** Directions **
Drop the pictures from the entries below, then reproduce the rest exactly.
** Start Supplied records **
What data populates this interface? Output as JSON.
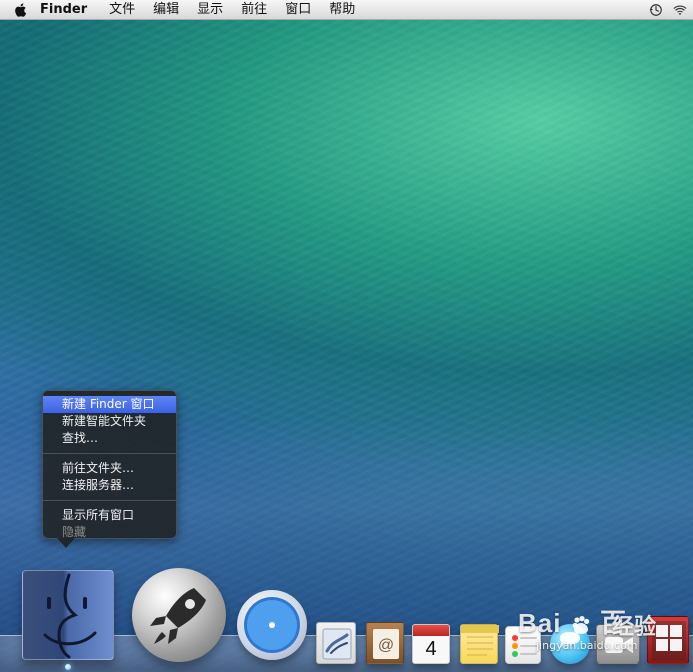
{
  "menubar": {
    "app_name": "Finder",
    "menus": [
      "文件",
      "编辑",
      "显示",
      "前往",
      "窗口",
      "帮助"
    ],
    "icons": {
      "apple": "apple-logo-icon",
      "time_machine": "time-machine-icon",
      "wifi": "wifi-icon"
    }
  },
  "context_menu": {
    "items": [
      {
        "label": "新建 Finder 窗口",
        "state": "selected"
      },
      {
        "label": "新建智能文件夹",
        "state": "enabled"
      },
      {
        "label": "查找…",
        "state": "enabled"
      },
      {
        "label": "前往文件夹…",
        "state": "enabled"
      },
      {
        "label": "连接服务器…",
        "state": "enabled"
      },
      {
        "label": "显示所有窗口",
        "state": "enabled"
      },
      {
        "label": "隐藏",
        "state": "disabled"
      }
    ],
    "colors": {
      "highlight": "#3b62e6",
      "background": "#202020"
    }
  },
  "dock": {
    "apps": [
      {
        "name": "Finder",
        "icon": "finder-icon"
      },
      {
        "name": "Launchpad",
        "icon": "launchpad-rocket-icon"
      },
      {
        "name": "Safari",
        "icon": "safari-compass-icon"
      },
      {
        "name": "Mail",
        "icon": "mail-stamp-icon"
      },
      {
        "name": "Contacts",
        "icon": "contacts-icon"
      },
      {
        "name": "Calendar",
        "icon": "calendar-icon"
      },
      {
        "name": "Notes",
        "icon": "notes-icon"
      },
      {
        "name": "Reminders",
        "icon": "reminders-icon"
      },
      {
        "name": "Messages",
        "icon": "messages-icon"
      },
      {
        "name": "FaceTime",
        "icon": "facetime-icon"
      },
      {
        "name": "Photo Booth",
        "icon": "photo-booth-icon"
      }
    ],
    "calendar_day": "4"
  },
  "watermark": {
    "brand": "Bai",
    "brand2": "百",
    "text": "经验",
    "url": "jingyan.baidu.com",
    "icon": "baidu-paw-icon"
  }
}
** End Supplied records **
** The solution **
What data populates this interface? Output as JSON.
{
  "menubar": {
    "app_name": "Finder",
    "menus": [
      "文件",
      "编辑",
      "显示",
      "前往",
      "窗口",
      "帮助"
    ],
    "icons": {
      "apple": "apple-logo-icon",
      "time_machine": "time-machine-icon",
      "wifi": "wifi-icon"
    }
  },
  "context_menu": {
    "items": [
      {
        "label": "新建 Finder 窗口",
        "state": "selected"
      },
      {
        "label": "新建智能文件夹",
        "state": "enabled"
      },
      {
        "label": "查找…",
        "state": "enabled"
      },
      {
        "label": "前往文件夹…",
        "state": "enabled"
      },
      {
        "label": "连接服务器…",
        "state": "enabled"
      },
      {
        "label": "显示所有窗口",
        "state": "enabled"
      },
      {
        "label": "隐藏",
        "state": "disabled"
      }
    ],
    "colors": {
      "highlight": "#3b62e6",
      "background": "#202020"
    }
  },
  "dock": {
    "apps": [
      {
        "name": "Finder",
        "icon": "finder-icon"
      },
      {
        "name": "Launchpad",
        "icon": "launchpad-rocket-icon"
      },
      {
        "name": "Safari",
        "icon": "safari-compass-icon"
      },
      {
        "name": "Mail",
        "icon": "mail-stamp-icon"
      },
      {
        "name": "Contacts",
        "icon": "contacts-icon"
      },
      {
        "name": "Calendar",
        "icon": "calendar-icon"
      },
      {
        "name": "Notes",
        "icon": "notes-icon"
      },
      {
        "name": "Reminders",
        "icon": "reminders-icon"
      },
      {
        "name": "Messages",
        "icon": "messages-icon"
      },
      {
        "name": "FaceTime",
        "icon": "facetime-icon"
      },
      {
        "name": "Photo Booth",
        "icon": "photo-booth-icon"
      }
    ],
    "calendar_day": "4"
  },
  "watermark": {
    "brand": "Bai",
    "brand2": "百",
    "text": "经验",
    "url": "jingyan.baidu.com",
    "icon": "baidu-paw-icon"
  }
}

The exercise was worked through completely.